EXERCISE TASK: Leave out the pictures and transcribe the rest of the records exactly.

RECORDS PROVIDED:
• • • • •

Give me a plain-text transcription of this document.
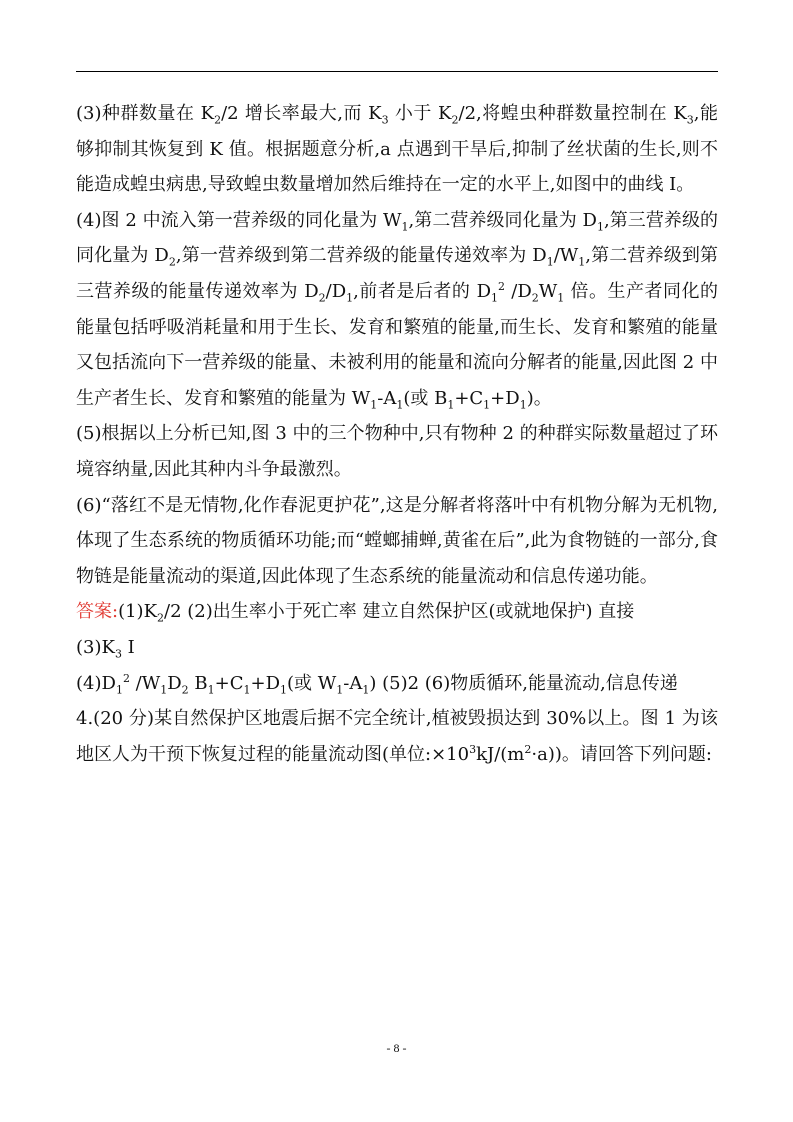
(3)种群数量在 $K_2/2$ 增长率最大,而 $K_3$ 小于 $K_2/2$,将蝗虫种群数量控制在 $K_3$,能够抑制其恢复到 K 值。根据题意分析,a 点遇到干旱后,抑制了丝状菌的生长,则不能造成蝗虫病患,导致蝗虫数量增加然后维持在一定的水平上,如图中的曲线 Ⅰ。

(4)图 2 中流入第一营养级的同化量为 $W_1$,第二营养级同化量为 $D_1$,第三营养级的同化量为 $D_2$,第一营养级到第二营养级的能量传递效率为 $D_1/W_1$,第二营养级到第三营养级的能量传递效率为 $D_2/D_1$,前者是后者的 $D_1^2$ $/D_2W_1$ 倍。生产者同化的能量包括呼吸消耗量和用于生长、发育和繁殖的能量,而生长、发育和繁殖的能量又包括流向下一营养级的能量、未被利用的能量和流向分解者的能量,因此图 2 中生产者生长、发育和繁殖的能量为 $W_1-A_1$(或 $B_1+C_1+D_1$)。

(5)根据以上分析已知,图 3 中的三个物种中,只有物种 2 的种群实际数量超过了环境容纳量,因此其种内斗争最激烈。

(6)“落红不是无情物,化作春泥更护花”,这是分解者将落叶中有机物分解为无机物,体现了生态系统的物质循环功能;而“螳螂捕蝉,黄雀在后”,此为食物链的一部分,食物链是能量流动的渠道,因此体现了生态系统的能量流动和信息传递功能。

答案$:(1)K_2/2$ (2)出生率小于死亡率 建立自然保护区(或就地保护) 直接

$(3)K_3$ Ⅰ

$(4)D_1^2$ $/W_1D_2$ $B_1+C_1+D_1$(或 $W_1-A_1$) (5)2 (6)物质循环,能量流动,信息传递

4.(20 分)某自然保护区地震后据不完全统计,植被毁损达到 30%以上。图 1 为该地区人为干预下恢复过程的能量流动图(单位$:\times 10^3kJ/(m^2\cdot a)$)。请回答下列问题:

- 8 -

• • • • •

ANSWER TO THE PROBLEM:
Give me a plain-text transcription of this document.
(3)种群数量在 $K_2/2$ 增长率最大,而 $K_3$ 小于 $K_2/2$,将蝗虫种群数量控制在 $K_3$,能够抑制其恢复到 K 值。根据题意分析,a 点遇到干旱后,抑制了丝状菌的生长,则不能造成蝗虫病患,导致蝗虫数量增加然后维持在一定的水平上,如图中的曲线 Ⅰ。

(4)图 2 中流入第一营养级的同化量为 $W_1$,第二营养级同化量为 $D_1$,第三营养级的同化量为 $D_2$,第一营养级到第二营养级的能量传递效率为 $D_1/W_1$,第二营养级到第三营养级的能量传递效率为 $D_2/D_1$,前者是后者的 $D_1^2$ $/D_2W_1$ 倍。生产者同化的能量包括呼吸消耗量和用于生长、发育和繁殖的能量,而生长、发育和繁殖的能量又包括流向下一营养级的能量、未被利用的能量和流向分解者的能量,因此图 2 中生产者生长、发育和繁殖的能量为 $W_1-A_1$(或 $B_1+C_1+D_1$)。

(5)根据以上分析已知,图 3 中的三个物种中,只有物种 2 的种群实际数量超过了环境容纳量,因此其种内斗争最激烈。

(6)“落红不是无情物,化作春泥更护花”,这是分解者将落叶中有机物分解为无机物,体现了生态系统的物质循环功能;而“螳螂捕蝉,黄雀在后”,此为食物链的一部分,食物链是能量流动的渠道,因此体现了生态系统的能量流动和信息传递功能。

答案$:(1)K_2/2$ (2)出生率小于死亡率 建立自然保护区(或就地保护) 直接

$(3)K_3$ Ⅰ

$(4)D_1^2$ $/W_1D_2$ $B_1+C_1+D_1$(或 $W_1-A_1$) (5)2 (6)物质循环,能量流动,信息传递

4.(20 分)某自然保护区地震后据不完全统计,植被毁损达到 30%以上。图 1 为该地区人为干预下恢复过程的能量流动图(单位$:\times 10^3kJ/(m^2\cdot a)$)。请回答下列问题:

- 8 -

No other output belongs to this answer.